Saved data entries:
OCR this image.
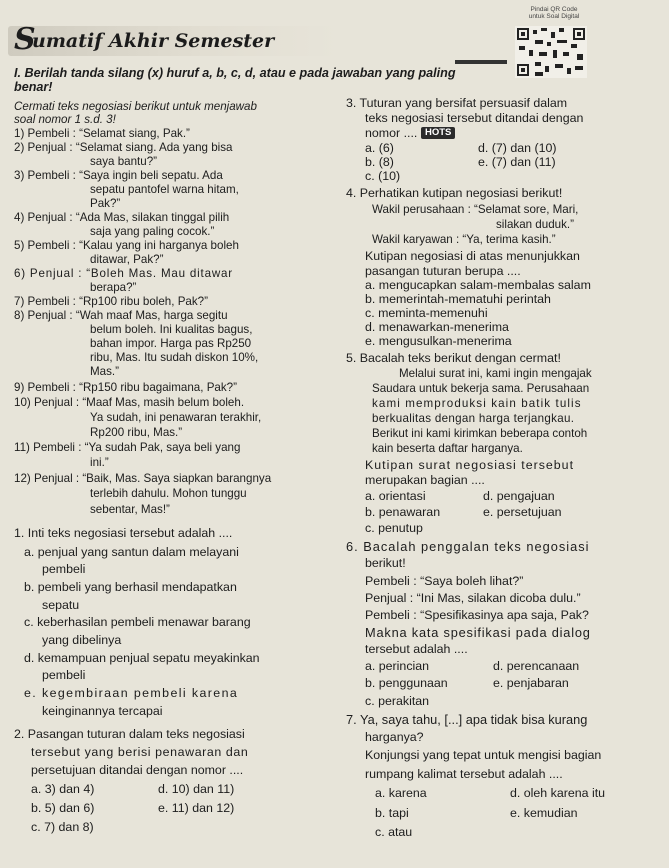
S
umatif Akhir Semester
Pindai QR Code untuk Soal Digital
I. Berilah tanda silang (x) huruf a, b, c, d, atau e pada jawaban yang paling
benar!
Cermati teks negosiasi berikut untuk menjawab
soal nomor 1 s.d. 3!
1) Pembeli : “Selamat siang, Pak.”
2) Penjual : “Selamat siang. Ada yang bisa
saya bantu?”
3) Pembeli : “Saya ingin beli sepatu. Ada
sepatu pantofel warna hitam,
Pak?”
4) Penjual : “Ada Mas, silakan tinggal pilih
saja yang paling cocok.”
5) Pembeli : “Kalau yang ini harganya boleh
ditawar, Pak?”
6) Penjual : “Boleh Mas. Mau ditawar
berapa?”
7) Pembeli : “Rp100 ribu boleh, Pak?”
8) Penjual : “Wah maaf Mas, harga segitu
belum boleh. Ini kualitas bagus,
bahan impor. Harga pas Rp250
ribu, Mas. Itu sudah diskon 10%,
Mas.”
9) Pembeli : “Rp150 ribu bagaimana, Pak?”
10) Penjual : “Maaf Mas, masih belum boleh.
Ya sudah, ini penawaran terakhir,
Rp200 ribu, Mas.”
11) Pembeli : “Ya sudah Pak, saya beli yang
ini.”
12) Penjual : “Baik, Mas. Saya siapkan barangnya
terlebih dahulu. Mohon tunggu
sebentar, Mas!”
1. Inti teks negosiasi tersebut adalah ....
a. penjual yang santun dalam melayani
pembeli
b. pembeli yang berhasil mendapatkan
sepatu
c. keberhasilan pembeli menawar barang
yang dibelinya
d. kemampuan penjual sepatu meyakinkan
pembeli
e. kegembiraan pembeli karena
keinginannya tercapai
2. Pasangan tuturan dalam teks negosiasi
tersebut yang berisi penawaran dan
persetujuan ditandai dengan nomor ....
a. 3) dan 4)	d. 10) dan 11)
b. 5) dan 6)	e. 11) dan 12)
c. 7) dan 8)
3. Tuturan yang bersifat persuasif dalam
teks negosiasi tersebut ditandai dengan
nomor .... HOTS
a. (6)	d. (7) dan (10)
b. (8)	e. (7) dan (11)
c. (10)
4. Perhatikan kutipan negosiasi berikut!
Wakil perusahaan : “Selamat sore, Mari,
silakan duduk.”
Wakil karyawan : “Ya, terima kasih.”
Kutipan negosiasi di atas menunjukkan
pasangan tuturan berupa ....
a. mengucapkan salam-membalas salam
b. memerintah-mematuhi perintah
c. meminta-memenuhi
d. menawarkan-menerima
e. mengusulkan-menerima
5. Bacalah teks berikut dengan cermat!
Melalui surat ini, kami ingin mengajak
Saudara untuk bekerja sama. Perusahaan
kami memproduksi kain batik tulis
berkualitas dengan harga terjangkau.
Berikut ini kami kirimkan beberapa contoh
kain beserta daftar harganya.
Kutipan surat negosiasi tersebut
merupakan bagian ....
a. orientasi	d. pengajuan
b. penawaran	e. persetujuan
c. penutup
6. Bacalah penggalan teks negosiasi
berikut!
Pembeli : “Saya boleh lihat?”
Penjual : “Ini Mas, silakan dicoba dulu.”
Pembeli : “Spesifikasinya apa saja, Pak?
Makna kata spesifikasi pada dialog
tersebut adalah ....
a. perincian	d. perencanaan
b. penggunaan	e. penjabaran
c. perakitan
7. Ya, saya tahu, [...] apa tidak bisa kurang
harganya?
Konjungsi yang tepat untuk mengisi bagian
rumpang kalimat tersebut adalah ....
a. karena	d. oleh karena itu
b. tapi	e. kemudian
c. atau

*TASK:* In the material above, show every line where the word "saja" turns up.

*SOLUTION TO THIS PROBLEM:*
saja yang paling cocok.”
Pembeli : “Spesifikasinya apa saja, Pak?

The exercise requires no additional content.